- PROBLEM DETAILS: Below are records; count the lines that contain "JSON" and give only the total.

- DATA SHOWN:

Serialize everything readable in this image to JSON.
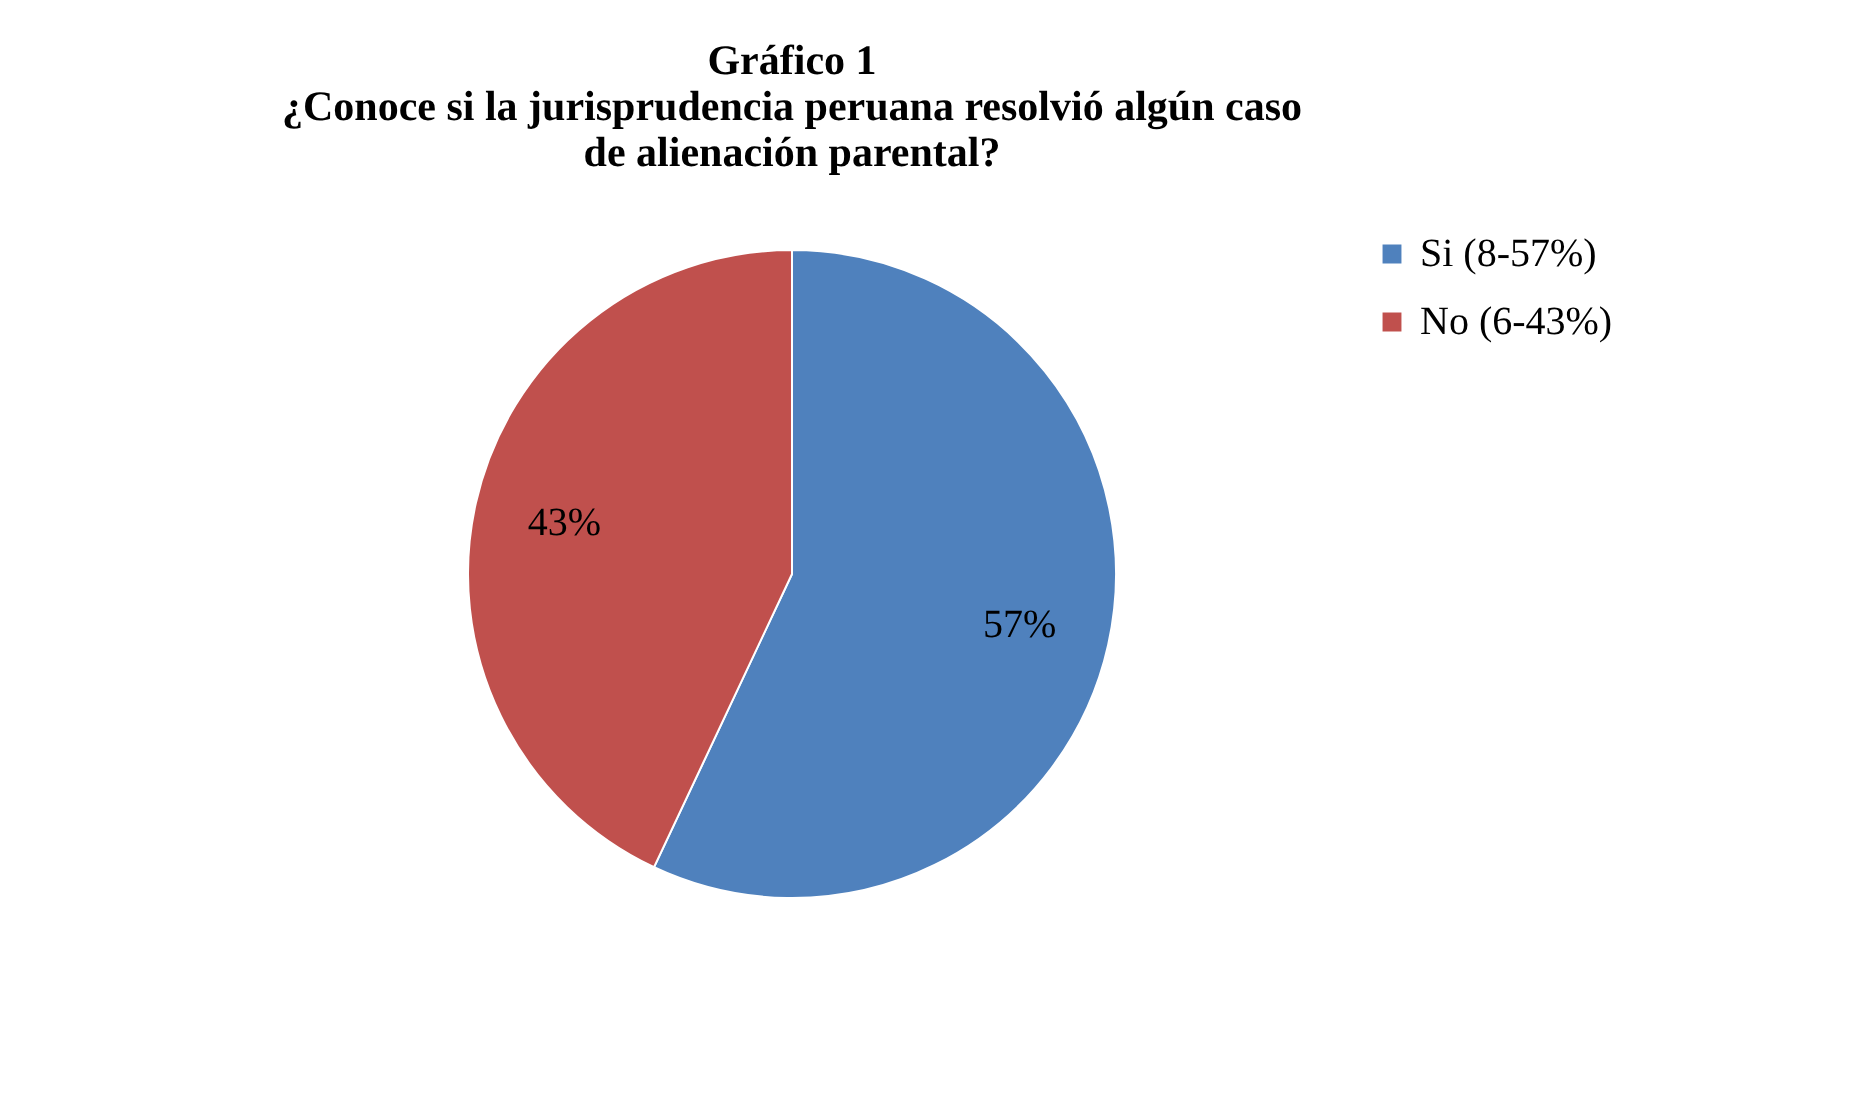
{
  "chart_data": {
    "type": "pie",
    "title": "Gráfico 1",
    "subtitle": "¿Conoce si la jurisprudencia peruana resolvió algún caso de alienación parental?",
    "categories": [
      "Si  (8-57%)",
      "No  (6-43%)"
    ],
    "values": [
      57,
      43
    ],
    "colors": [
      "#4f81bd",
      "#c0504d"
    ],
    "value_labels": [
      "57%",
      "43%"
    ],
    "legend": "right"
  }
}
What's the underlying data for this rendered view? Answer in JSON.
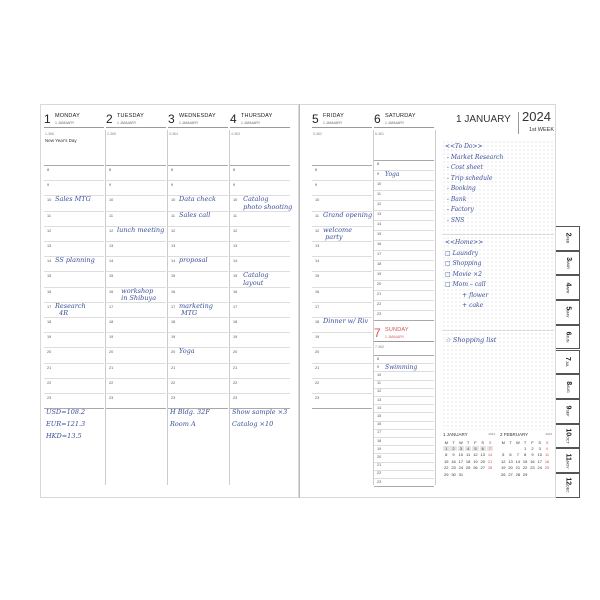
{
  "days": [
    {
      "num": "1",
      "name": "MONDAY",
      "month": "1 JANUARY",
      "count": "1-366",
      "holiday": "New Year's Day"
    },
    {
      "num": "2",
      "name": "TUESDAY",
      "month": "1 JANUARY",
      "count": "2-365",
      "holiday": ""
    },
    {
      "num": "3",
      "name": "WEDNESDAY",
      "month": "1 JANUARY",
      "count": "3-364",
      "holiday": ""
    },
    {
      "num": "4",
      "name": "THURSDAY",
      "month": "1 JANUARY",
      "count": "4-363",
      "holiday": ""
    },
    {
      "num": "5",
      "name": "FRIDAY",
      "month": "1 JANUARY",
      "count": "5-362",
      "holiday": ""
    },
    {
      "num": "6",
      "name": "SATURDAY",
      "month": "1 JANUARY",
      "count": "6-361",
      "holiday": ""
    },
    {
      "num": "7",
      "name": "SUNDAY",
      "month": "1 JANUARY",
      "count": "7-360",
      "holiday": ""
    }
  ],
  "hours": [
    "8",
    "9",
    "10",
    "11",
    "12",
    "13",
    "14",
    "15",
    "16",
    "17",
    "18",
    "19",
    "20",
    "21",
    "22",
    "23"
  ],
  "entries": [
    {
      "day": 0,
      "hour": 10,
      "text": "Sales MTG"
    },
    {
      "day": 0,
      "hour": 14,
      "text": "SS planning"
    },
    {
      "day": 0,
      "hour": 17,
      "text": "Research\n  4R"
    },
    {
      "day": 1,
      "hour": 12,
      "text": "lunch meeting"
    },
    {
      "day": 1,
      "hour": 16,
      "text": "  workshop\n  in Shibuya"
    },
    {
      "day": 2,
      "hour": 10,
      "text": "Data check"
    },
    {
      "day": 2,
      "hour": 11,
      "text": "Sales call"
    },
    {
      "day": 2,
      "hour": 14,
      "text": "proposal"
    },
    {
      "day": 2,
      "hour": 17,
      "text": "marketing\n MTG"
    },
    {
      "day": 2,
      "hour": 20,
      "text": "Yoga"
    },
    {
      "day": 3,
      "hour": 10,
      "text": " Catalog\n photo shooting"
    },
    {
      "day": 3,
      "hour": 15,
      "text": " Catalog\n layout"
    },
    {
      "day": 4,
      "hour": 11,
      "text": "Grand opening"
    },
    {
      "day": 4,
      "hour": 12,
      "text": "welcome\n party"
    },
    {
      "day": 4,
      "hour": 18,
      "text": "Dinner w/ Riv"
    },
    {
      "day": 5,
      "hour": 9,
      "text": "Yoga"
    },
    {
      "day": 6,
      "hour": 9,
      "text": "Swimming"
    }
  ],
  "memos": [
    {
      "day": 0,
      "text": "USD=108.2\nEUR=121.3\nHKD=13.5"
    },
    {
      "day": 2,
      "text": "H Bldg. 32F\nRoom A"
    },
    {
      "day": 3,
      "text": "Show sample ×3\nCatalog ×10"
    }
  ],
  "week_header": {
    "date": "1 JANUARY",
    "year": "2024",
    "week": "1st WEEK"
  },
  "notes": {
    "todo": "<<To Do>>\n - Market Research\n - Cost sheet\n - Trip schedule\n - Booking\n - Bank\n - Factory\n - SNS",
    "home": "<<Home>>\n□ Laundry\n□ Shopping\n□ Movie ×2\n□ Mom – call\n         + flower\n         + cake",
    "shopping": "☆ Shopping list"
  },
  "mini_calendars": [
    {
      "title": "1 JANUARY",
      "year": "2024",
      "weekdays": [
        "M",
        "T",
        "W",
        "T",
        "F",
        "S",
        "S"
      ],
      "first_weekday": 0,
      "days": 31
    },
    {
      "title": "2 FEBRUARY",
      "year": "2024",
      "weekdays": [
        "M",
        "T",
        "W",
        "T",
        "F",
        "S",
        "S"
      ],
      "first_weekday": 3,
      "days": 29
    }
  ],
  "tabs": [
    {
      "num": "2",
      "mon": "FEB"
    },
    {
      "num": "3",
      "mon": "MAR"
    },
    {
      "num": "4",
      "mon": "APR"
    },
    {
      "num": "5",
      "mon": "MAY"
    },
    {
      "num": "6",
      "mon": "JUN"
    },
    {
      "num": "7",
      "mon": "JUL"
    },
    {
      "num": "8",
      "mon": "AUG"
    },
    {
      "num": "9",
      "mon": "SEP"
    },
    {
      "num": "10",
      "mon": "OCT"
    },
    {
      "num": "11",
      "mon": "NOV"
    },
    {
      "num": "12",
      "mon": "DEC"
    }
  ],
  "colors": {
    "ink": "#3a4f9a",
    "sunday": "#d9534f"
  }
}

- EXERCISE RESPONSE: 2